-- START Dataset records --
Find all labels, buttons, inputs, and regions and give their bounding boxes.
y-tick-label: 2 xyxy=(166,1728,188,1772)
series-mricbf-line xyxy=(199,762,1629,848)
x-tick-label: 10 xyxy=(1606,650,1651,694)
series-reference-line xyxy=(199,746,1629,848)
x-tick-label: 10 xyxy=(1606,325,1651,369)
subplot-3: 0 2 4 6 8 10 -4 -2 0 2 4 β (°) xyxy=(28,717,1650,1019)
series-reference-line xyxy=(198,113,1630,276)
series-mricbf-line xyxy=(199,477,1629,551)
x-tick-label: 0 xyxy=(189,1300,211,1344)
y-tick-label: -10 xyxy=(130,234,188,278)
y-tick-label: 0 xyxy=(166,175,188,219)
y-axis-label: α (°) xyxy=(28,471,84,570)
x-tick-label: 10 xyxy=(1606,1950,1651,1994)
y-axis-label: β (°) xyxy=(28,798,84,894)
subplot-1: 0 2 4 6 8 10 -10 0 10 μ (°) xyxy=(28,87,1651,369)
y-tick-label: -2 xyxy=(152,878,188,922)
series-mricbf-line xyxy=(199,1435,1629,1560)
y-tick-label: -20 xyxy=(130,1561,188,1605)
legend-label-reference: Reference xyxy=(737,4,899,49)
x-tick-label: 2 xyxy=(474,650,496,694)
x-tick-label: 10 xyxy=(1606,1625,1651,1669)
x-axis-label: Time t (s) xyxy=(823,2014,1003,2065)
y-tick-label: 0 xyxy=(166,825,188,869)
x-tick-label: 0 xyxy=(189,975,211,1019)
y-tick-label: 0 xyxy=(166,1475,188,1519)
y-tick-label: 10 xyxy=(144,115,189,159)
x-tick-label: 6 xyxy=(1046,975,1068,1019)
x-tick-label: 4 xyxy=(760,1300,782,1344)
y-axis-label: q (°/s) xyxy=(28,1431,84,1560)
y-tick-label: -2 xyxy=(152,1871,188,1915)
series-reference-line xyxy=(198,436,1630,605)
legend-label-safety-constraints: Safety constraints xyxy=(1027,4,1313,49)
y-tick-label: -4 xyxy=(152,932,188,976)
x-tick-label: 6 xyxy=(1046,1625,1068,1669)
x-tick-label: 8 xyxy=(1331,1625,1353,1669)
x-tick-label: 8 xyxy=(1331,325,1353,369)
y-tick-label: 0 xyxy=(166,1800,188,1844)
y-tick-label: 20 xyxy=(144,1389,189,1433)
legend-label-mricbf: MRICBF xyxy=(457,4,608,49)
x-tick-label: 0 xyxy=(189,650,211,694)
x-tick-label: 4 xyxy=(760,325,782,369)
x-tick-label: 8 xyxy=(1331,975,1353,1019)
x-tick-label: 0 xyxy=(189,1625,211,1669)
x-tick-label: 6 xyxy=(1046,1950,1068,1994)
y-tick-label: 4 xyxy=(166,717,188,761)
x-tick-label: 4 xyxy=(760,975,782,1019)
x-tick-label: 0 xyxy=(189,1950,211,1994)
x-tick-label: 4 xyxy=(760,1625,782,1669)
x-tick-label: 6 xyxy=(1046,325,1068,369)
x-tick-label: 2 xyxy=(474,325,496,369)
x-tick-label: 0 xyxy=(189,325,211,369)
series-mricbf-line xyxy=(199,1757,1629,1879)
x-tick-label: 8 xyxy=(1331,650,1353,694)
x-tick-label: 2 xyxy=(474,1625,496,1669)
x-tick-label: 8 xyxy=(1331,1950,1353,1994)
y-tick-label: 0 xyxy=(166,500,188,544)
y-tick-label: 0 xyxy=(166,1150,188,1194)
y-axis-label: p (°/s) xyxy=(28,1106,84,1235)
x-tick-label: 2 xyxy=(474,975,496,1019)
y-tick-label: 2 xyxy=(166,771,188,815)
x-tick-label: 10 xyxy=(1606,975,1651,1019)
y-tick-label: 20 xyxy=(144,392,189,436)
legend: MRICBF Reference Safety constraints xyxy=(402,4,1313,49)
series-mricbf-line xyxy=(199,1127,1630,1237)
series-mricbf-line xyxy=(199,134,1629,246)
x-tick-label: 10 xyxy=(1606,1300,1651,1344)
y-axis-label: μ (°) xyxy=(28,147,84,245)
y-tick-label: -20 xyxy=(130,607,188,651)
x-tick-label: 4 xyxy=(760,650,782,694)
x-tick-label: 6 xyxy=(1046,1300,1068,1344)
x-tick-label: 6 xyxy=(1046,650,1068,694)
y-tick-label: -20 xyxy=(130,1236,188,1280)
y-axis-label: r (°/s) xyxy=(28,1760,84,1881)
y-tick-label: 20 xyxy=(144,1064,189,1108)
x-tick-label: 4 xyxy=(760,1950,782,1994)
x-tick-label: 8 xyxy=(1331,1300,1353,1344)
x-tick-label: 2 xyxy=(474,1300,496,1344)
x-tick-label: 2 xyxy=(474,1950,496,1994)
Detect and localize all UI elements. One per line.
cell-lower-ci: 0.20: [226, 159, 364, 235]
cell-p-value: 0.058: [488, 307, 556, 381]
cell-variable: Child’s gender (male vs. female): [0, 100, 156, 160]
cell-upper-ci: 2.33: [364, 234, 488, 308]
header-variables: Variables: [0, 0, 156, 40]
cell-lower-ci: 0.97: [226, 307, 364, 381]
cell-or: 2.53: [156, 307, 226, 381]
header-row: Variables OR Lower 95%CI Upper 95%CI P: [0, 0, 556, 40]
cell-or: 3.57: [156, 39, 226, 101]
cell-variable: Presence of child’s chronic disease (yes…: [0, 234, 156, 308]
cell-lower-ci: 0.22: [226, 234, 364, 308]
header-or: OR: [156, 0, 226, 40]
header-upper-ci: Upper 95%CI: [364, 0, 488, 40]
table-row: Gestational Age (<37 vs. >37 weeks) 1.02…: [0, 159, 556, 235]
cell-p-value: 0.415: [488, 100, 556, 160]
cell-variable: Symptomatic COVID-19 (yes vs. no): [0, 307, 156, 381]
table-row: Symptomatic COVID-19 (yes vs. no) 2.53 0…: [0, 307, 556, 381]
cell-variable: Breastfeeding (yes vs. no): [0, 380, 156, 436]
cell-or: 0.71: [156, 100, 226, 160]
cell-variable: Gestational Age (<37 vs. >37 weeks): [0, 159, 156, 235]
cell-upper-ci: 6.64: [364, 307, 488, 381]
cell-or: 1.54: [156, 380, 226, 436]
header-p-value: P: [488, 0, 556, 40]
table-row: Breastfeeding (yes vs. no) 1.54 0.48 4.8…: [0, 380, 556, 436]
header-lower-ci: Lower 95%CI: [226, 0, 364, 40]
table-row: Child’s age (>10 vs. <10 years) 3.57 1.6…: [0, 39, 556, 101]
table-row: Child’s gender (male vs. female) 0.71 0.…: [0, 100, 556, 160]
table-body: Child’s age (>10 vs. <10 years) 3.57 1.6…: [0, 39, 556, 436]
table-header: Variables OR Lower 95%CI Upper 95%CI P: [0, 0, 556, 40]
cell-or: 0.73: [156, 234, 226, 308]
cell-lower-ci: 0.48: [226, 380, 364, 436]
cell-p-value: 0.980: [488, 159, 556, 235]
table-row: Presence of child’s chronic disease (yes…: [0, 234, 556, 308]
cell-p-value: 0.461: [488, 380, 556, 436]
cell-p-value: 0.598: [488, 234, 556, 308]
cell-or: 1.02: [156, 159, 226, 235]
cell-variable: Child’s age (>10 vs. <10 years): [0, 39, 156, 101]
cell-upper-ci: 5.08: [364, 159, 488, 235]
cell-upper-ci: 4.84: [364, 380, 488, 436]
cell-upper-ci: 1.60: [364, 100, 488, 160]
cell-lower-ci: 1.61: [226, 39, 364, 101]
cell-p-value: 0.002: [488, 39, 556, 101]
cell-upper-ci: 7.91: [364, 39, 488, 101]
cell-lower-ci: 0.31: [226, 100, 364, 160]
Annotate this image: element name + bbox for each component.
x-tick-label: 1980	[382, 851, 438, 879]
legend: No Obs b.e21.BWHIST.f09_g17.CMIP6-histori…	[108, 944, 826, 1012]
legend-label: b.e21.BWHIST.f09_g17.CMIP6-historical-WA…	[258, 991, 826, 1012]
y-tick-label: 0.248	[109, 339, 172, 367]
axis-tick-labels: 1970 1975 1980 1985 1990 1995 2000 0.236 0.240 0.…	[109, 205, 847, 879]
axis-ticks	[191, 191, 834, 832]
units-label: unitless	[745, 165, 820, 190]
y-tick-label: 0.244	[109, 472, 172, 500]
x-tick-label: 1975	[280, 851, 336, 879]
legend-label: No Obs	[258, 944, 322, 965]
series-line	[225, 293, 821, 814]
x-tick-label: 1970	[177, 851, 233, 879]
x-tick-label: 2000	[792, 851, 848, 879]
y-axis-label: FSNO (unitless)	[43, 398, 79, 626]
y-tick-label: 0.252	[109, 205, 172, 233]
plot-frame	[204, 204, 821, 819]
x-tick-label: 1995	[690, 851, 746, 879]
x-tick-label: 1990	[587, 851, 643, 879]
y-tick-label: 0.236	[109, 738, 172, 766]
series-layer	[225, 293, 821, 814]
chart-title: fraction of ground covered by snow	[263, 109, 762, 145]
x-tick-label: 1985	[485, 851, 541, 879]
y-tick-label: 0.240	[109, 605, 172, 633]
-- END Dataset records --
Retype the lines from the start of the listing through the line containing "x-tick-label: 10 xyxy=(1606,1950,1651,1994)", keeping them identical.

▶ [Worked answer]
Find all labels, buttons, inputs, and regions and give their bounding boxes.
y-tick-label: 2 xyxy=(166,1728,188,1772)
series-mricbf-line xyxy=(199,762,1629,848)
x-tick-label: 10 xyxy=(1606,650,1651,694)
series-reference-line xyxy=(199,746,1629,848)
x-tick-label: 10 xyxy=(1606,325,1651,369)
subplot-3: 0 2 4 6 8 10 -4 -2 0 2 4 β (°) xyxy=(28,717,1650,1019)
series-reference-line xyxy=(198,113,1630,276)
series-mricbf-line xyxy=(199,477,1629,551)
x-tick-label: 0 xyxy=(189,1300,211,1344)
y-tick-label: -10 xyxy=(130,234,188,278)
y-tick-label: 0 xyxy=(166,175,188,219)
y-axis-label: α (°) xyxy=(28,471,84,570)
x-tick-label: 10 xyxy=(1606,1950,1651,1994)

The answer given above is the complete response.